Records for the task –
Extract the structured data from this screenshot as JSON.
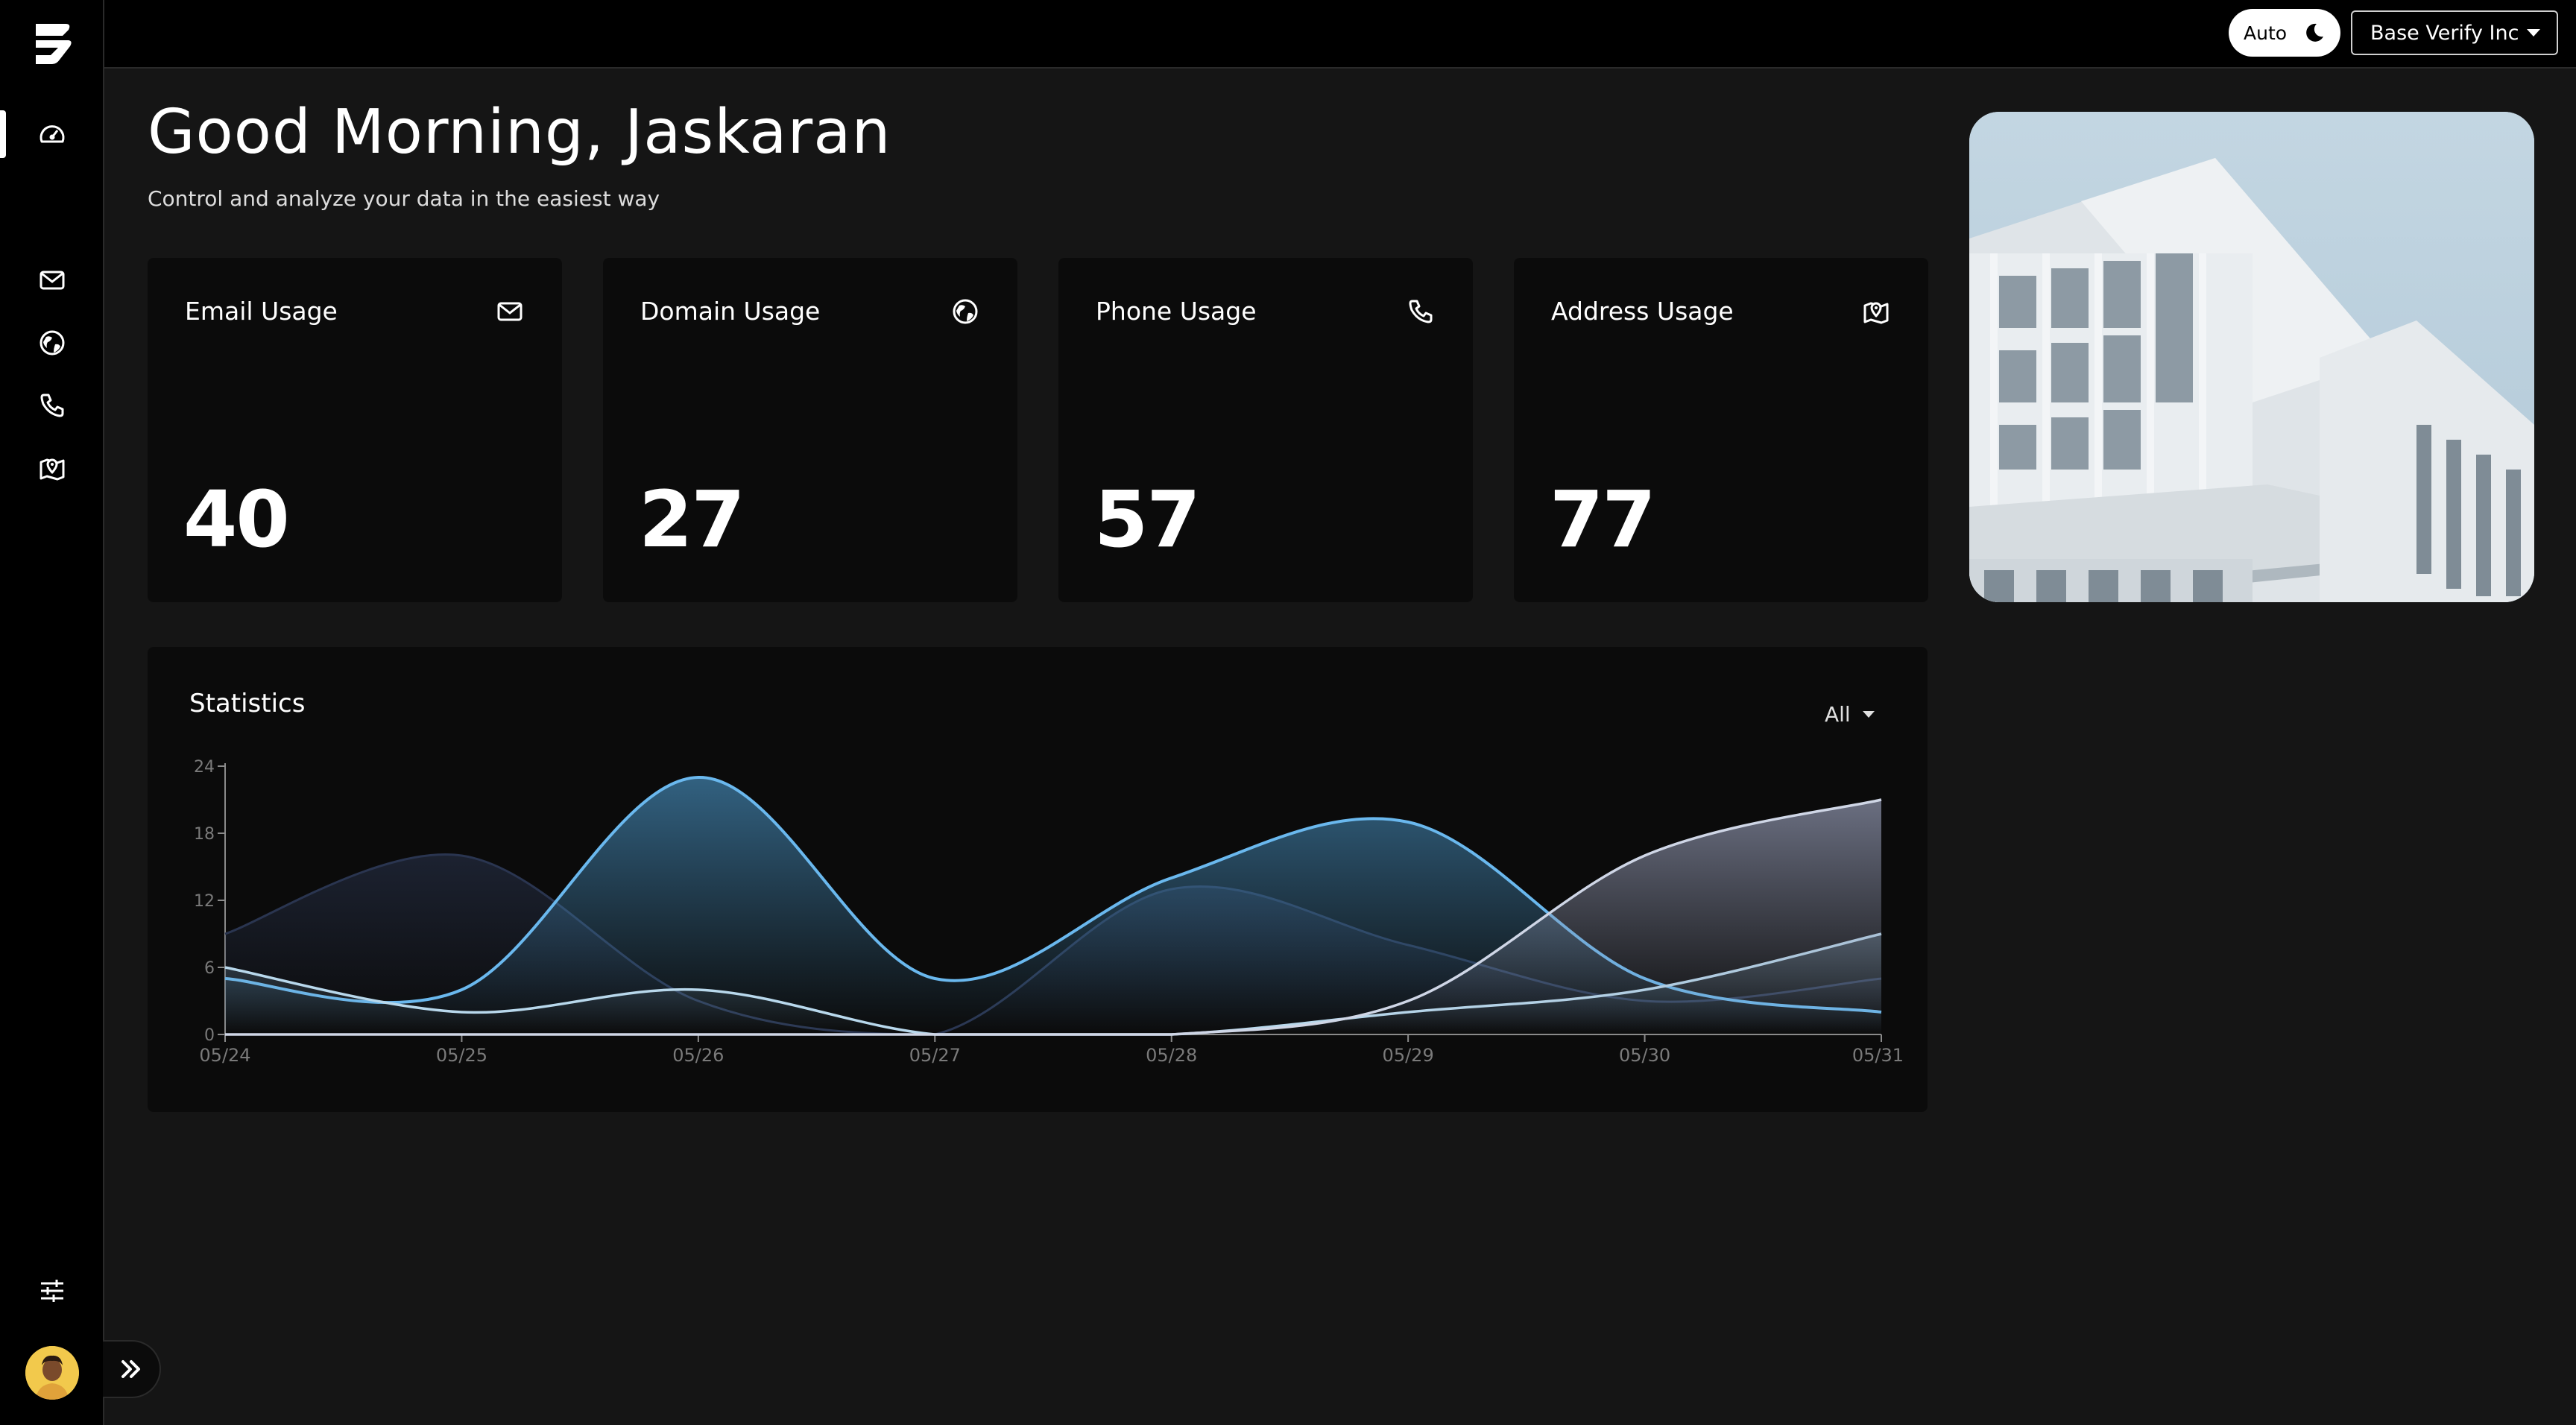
{
  "header": {
    "theme_label": "Auto",
    "org_name": "Base Verify Inc"
  },
  "main": {
    "greeting": "Good Morning, Jaskaran",
    "subtitle": "Control and analyze your data in the easiest way"
  },
  "sidebar": {
    "items": [
      {
        "icon": "dashboard-gauge-icon",
        "active": true
      },
      {
        "icon": "mail-icon"
      },
      {
        "icon": "globe-icon"
      },
      {
        "icon": "phone-icon"
      },
      {
        "icon": "map-pin-icon"
      }
    ],
    "bottom_icon": "sliders-icon"
  },
  "cards": [
    {
      "title": "Email Usage",
      "value": "40",
      "icon": "mail-icon"
    },
    {
      "title": "Domain Usage",
      "value": "27",
      "icon": "globe-icon"
    },
    {
      "title": "Phone Usage",
      "value": "57",
      "icon": "phone-icon"
    },
    {
      "title": "Address Usage",
      "value": "77",
      "icon": "map-pin-icon"
    }
  ],
  "statistics": {
    "title": "Statistics",
    "filter_value": "All"
  },
  "colors": {
    "background": "#151515",
    "panel": "#0b0b0b",
    "accent_blue": "#6ab8ee",
    "light_series": "#cfd6e6"
  },
  "chart_data": {
    "type": "area",
    "categories": [
      "05/24",
      "05/25",
      "05/26",
      "05/27",
      "05/28",
      "05/29",
      "05/30",
      "05/31"
    ],
    "ylim": [
      0,
      24
    ],
    "yticks": [
      0,
      6,
      12,
      18,
      24
    ],
    "series": [
      {
        "values": [
          9,
          16,
          3,
          0,
          13,
          8,
          3,
          5
        ]
      },
      {
        "values": [
          5,
          4,
          23,
          5,
          14,
          19,
          5,
          2
        ]
      },
      {
        "values": [
          6,
          2,
          4,
          0,
          0,
          2,
          4,
          9
        ]
      },
      {
        "values": [
          0,
          0,
          0,
          0,
          0,
          3,
          16,
          21
        ]
      }
    ]
  }
}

Work to complete –
Out of the preceding entries, pull every line containing the string "Usage".

Task result –
      "title": "Email Usage",
      "title": "Domain Usage",
      "title": "Phone Usage",
      "title": "Address Usage",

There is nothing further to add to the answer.